:: Challenge ::
Select from the records below every line that has the word "document" in it.

■ ■ ■ ■ ■

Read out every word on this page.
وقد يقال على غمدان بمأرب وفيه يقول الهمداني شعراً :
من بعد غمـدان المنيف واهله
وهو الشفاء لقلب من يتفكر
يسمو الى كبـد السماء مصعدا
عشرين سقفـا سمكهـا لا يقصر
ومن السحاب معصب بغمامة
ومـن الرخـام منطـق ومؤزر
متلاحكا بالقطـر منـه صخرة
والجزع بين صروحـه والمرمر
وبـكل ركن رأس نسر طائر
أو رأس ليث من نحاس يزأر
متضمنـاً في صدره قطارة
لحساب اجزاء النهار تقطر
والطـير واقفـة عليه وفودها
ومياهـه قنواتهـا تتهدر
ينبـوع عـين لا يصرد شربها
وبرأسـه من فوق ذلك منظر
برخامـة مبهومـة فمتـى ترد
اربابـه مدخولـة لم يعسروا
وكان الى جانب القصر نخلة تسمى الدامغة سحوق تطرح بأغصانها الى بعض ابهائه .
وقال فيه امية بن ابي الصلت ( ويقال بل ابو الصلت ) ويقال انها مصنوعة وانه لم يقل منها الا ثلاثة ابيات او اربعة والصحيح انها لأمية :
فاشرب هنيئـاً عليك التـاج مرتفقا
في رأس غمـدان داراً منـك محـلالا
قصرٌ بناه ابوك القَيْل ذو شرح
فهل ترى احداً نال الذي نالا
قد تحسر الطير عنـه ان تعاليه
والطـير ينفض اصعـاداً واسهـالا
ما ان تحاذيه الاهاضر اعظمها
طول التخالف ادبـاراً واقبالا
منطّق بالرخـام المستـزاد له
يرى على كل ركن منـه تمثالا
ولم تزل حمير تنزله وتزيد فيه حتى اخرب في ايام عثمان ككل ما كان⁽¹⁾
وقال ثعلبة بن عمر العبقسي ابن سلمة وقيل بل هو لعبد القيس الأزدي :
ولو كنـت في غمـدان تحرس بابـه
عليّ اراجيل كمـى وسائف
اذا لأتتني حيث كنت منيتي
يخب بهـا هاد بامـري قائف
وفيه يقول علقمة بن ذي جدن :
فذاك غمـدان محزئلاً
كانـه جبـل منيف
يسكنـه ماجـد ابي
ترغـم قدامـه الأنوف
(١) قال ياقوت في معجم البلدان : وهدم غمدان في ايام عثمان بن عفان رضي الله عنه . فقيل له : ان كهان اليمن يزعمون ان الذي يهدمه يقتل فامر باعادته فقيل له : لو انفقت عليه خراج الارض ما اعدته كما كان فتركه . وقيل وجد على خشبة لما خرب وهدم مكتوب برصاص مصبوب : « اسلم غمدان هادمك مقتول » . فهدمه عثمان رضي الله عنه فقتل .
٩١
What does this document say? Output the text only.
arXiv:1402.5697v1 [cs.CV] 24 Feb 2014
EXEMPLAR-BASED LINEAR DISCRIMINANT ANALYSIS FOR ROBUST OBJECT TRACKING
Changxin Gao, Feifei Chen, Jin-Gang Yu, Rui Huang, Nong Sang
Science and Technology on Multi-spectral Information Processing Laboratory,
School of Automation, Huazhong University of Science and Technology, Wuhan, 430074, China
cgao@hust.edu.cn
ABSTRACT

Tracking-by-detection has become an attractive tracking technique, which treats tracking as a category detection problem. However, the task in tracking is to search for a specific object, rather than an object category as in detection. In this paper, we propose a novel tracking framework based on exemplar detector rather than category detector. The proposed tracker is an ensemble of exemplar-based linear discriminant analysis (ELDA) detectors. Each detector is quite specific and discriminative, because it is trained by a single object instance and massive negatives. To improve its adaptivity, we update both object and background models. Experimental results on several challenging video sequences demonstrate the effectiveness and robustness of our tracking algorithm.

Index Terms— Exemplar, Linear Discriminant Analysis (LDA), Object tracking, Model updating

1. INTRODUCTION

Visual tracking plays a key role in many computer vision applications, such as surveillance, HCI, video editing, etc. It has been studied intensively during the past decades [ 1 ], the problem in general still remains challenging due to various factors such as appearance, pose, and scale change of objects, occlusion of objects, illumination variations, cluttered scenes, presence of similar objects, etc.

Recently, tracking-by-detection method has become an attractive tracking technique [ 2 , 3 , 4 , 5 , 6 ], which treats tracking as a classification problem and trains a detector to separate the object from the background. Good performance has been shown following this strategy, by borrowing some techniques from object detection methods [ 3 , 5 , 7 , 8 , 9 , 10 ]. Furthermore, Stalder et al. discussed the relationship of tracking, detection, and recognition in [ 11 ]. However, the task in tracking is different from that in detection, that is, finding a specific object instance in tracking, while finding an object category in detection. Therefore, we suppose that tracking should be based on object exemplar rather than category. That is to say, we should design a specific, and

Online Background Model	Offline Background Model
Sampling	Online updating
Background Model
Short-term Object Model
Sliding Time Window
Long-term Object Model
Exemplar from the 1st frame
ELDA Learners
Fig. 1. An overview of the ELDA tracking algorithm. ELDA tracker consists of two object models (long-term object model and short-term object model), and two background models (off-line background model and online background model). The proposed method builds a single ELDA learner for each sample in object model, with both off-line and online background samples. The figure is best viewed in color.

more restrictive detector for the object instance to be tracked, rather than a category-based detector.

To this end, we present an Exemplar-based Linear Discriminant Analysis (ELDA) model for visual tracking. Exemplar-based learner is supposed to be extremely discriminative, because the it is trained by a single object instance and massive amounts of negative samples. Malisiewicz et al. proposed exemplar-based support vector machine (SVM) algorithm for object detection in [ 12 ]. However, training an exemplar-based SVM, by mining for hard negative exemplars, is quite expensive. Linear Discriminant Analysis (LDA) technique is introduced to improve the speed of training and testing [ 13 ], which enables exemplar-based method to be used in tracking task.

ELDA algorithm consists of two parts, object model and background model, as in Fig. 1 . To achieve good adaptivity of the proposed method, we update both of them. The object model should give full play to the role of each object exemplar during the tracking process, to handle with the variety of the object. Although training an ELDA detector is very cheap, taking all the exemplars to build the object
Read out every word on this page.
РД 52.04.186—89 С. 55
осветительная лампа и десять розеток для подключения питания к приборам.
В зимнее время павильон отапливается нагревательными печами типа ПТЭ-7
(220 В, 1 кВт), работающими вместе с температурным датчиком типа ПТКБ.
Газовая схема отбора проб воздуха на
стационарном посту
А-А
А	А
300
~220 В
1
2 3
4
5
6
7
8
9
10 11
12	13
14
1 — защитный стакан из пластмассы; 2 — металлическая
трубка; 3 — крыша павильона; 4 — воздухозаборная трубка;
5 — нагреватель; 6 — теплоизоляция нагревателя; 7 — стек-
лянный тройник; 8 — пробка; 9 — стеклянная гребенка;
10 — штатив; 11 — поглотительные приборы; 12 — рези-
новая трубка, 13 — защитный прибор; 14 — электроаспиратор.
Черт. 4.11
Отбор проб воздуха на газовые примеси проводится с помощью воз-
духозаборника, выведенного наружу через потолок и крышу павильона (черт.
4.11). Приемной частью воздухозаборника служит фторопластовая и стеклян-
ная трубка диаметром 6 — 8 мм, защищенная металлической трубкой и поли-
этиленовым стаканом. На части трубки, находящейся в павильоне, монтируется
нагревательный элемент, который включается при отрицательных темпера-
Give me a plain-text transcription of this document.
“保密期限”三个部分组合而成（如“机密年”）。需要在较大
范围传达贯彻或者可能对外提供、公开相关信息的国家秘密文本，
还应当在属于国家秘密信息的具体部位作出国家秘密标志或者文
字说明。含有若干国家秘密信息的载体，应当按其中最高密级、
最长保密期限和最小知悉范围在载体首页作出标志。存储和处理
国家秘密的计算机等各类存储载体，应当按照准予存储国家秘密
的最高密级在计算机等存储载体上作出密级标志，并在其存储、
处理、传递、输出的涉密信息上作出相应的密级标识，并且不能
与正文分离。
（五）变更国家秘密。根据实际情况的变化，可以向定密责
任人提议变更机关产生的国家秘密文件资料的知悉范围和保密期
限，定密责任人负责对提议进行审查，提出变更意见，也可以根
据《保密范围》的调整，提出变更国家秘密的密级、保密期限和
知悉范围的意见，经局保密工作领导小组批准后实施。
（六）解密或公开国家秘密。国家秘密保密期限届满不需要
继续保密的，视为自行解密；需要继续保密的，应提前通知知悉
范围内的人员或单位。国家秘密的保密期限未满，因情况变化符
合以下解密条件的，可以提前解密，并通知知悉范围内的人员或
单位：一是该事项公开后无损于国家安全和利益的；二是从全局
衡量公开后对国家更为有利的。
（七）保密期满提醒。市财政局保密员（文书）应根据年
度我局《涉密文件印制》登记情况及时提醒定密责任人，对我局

■ ■ ■ ■ ■

:: Answer for this exercise ::
What does this document say? Output the text only.
Give me a plain-text transcription of this document.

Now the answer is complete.